— Start RECORD EXTRACTS —
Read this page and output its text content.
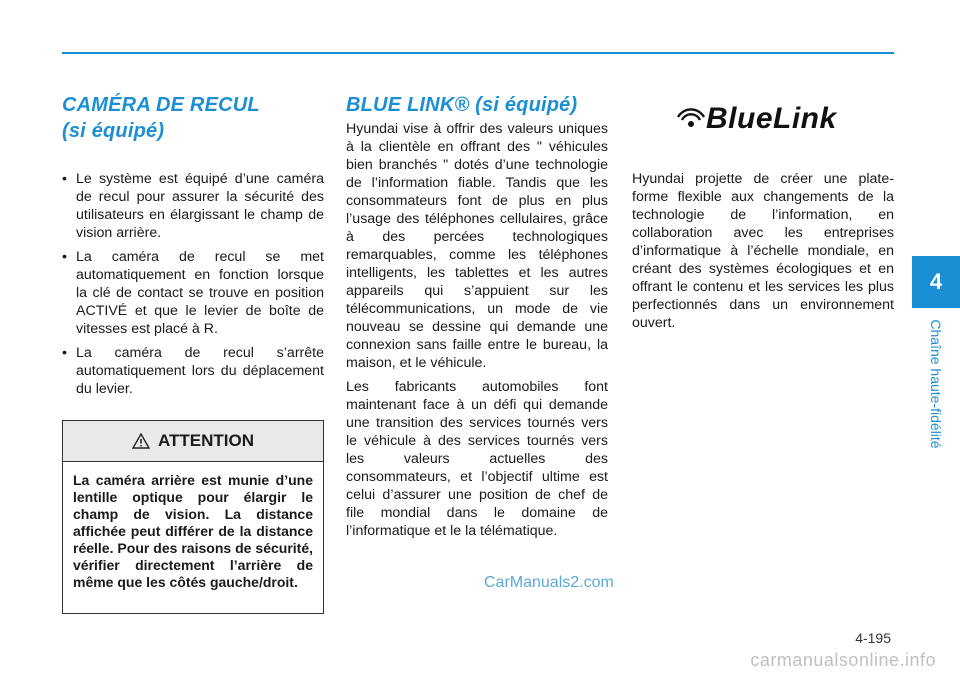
CAMÉRA DE RECUL
(si équipé)
• Le système est équipé d’une caméra de recul pour assurer la sécurité des utilisateurs en élargissant le champ de vision arrière.
• La caméra de recul se met automatiquement en fonction lorsque la clé de contact se trouve en position ACTIVÉ et que le levier de boîte de vitesses est placé à R.
• La caméra de recul s’arrête automatiquement lors du déplacement du levier.
ATTENTION
La caméra arrière est munie d’une lentille optique pour élargir le champ de vision. La distance affichée peut différer de la distance réelle. Pour des raisons de sécurité, vérifier directement l’arrière de même que les côtés gauche/droit.
BLUE LINK® (si équipé)

Hyundai vise à offrir des valeurs uniques à la clientèle en offrant des " véhicules bien branchés " dotés d’une technologie de l’information fiable. Tandis que les consommateurs font de plus en plus l’usage des téléphones cellulaires, grâce à des percées technologiques remarquables, comme les téléphones intelligents, les tablettes et les autres appareils qui s’appuient sur les télécommunications, un mode de vie nouveau se dessine qui demande une connexion sans faille entre le bureau, la maison, et le véhicule.

Les fabricants automobiles font maintenant face à un défi qui demande une transition des services tournés vers le véhicule à des services tournés vers les valeurs actuelles des consommateurs, et l’objectif ultime est celui d’assurer une position de chef de file mondial dans le domaine de l’informatique et le la télématique.

BlueLink

Hyundai projette de créer une plate-forme flexible aux changements de la technologie de l’information, en collaboration avec les entreprises d’informatique à l’échelle mondiale, en créant des systèmes écologiques et en offrant le contenu et les services les plus perfectionnés dans un environnement ouvert.

4
Chaîne haute-fidélité
CarManuals2.com
4-195
carmanualsonline.info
— End RECORD EXTRACTS —
Filter the records above for lines containing the word "automatiquement", and copy those lines.

• La caméra de recul se met automatiquement en fonction lorsque la clé de contact se trouve en position ACTIVÉ et que le levier de boîte de vitesses est placé à R.
• La caméra de recul s’arrête automatiquement lors du déplacement du levier.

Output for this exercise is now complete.